What the task asks:
Please write the listing below out again exactly, leaving every picture behind.

Given data:
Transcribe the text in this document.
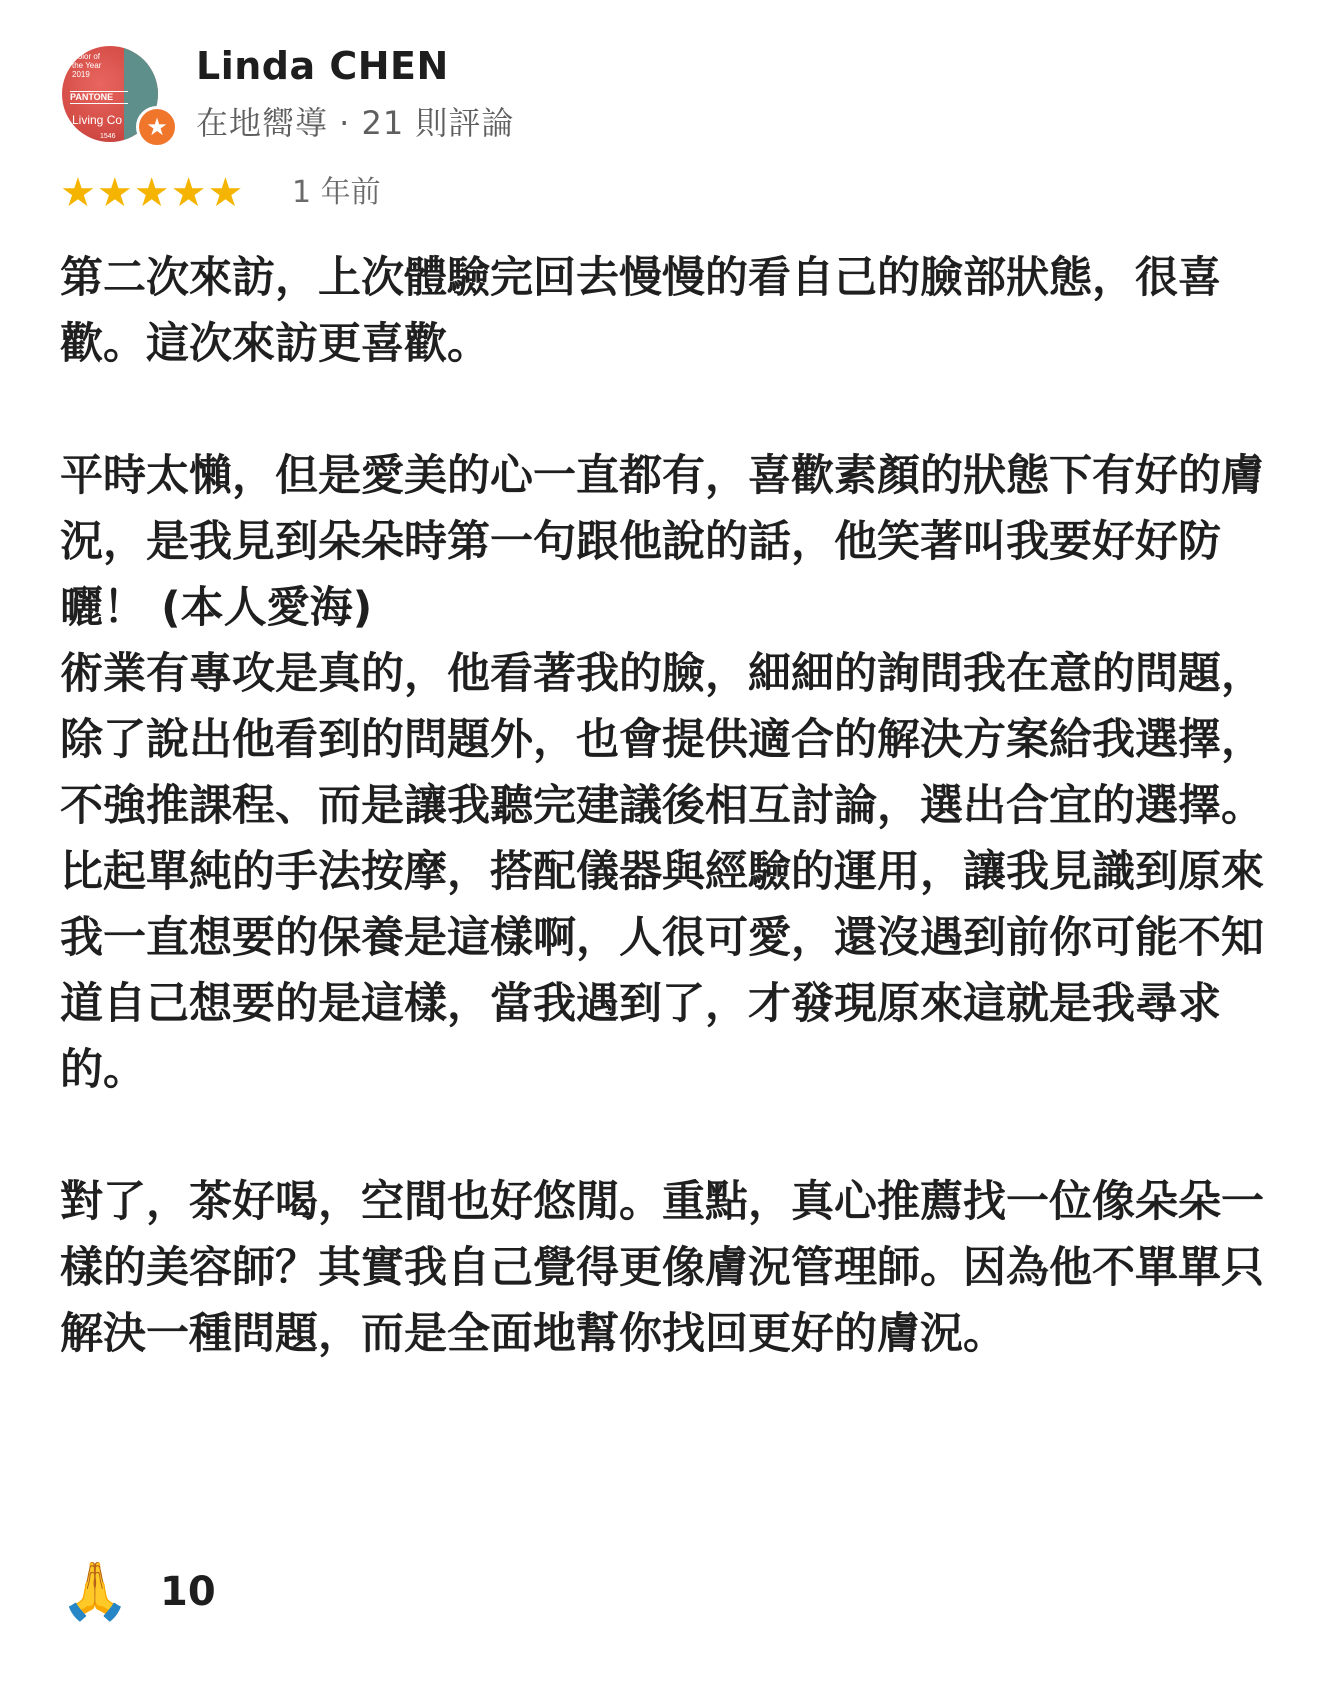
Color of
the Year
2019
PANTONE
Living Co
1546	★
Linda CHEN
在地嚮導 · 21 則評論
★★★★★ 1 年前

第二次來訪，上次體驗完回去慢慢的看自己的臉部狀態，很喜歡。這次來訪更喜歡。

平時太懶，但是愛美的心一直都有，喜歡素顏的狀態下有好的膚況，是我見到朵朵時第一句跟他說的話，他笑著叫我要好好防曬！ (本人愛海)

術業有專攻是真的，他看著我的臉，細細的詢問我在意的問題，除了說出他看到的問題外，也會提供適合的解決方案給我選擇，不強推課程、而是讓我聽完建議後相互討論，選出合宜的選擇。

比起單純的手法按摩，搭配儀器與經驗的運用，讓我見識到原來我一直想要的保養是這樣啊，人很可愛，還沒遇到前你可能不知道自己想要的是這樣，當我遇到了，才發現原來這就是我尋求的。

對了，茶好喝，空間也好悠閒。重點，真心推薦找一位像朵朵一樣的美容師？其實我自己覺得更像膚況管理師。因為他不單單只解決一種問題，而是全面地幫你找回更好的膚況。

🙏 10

Answer:
Transcribe the text in this document.
Color of
the Year
2019
PANTONE
Living Co
1546	★
Linda CHEN
在地嚮導 · 21 則評論
★★★★★ 1 年前

第二次來訪，上次體驗完回去慢慢的看自己的臉部狀態，很喜歡。這次來訪更喜歡。

平時太懶，但是愛美的心一直都有，喜歡素顏的狀態下有好的膚況，是我見到朵朵時第一句跟他說的話，他笑著叫我要好好防曬！ (本人愛海)

術業有專攻是真的，他看著我的臉，細細的詢問我在意的問題，除了說出他看到的問題外，也會提供適合的解決方案給我選擇，不強推課程、而是讓我聽完建議後相互討論，選出合宜的選擇。

比起單純的手法按摩，搭配儀器與經驗的運用，讓我見識到原來我一直想要的保養是這樣啊，人很可愛，還沒遇到前你可能不知道自己想要的是這樣，當我遇到了，才發現原來這就是我尋求的。

對了，茶好喝，空間也好悠閒。重點，真心推薦找一位像朵朵一樣的美容師？其實我自己覺得更像膚況管理師。因為他不單單只解決一種問題，而是全面地幫你找回更好的膚況。

🙏 10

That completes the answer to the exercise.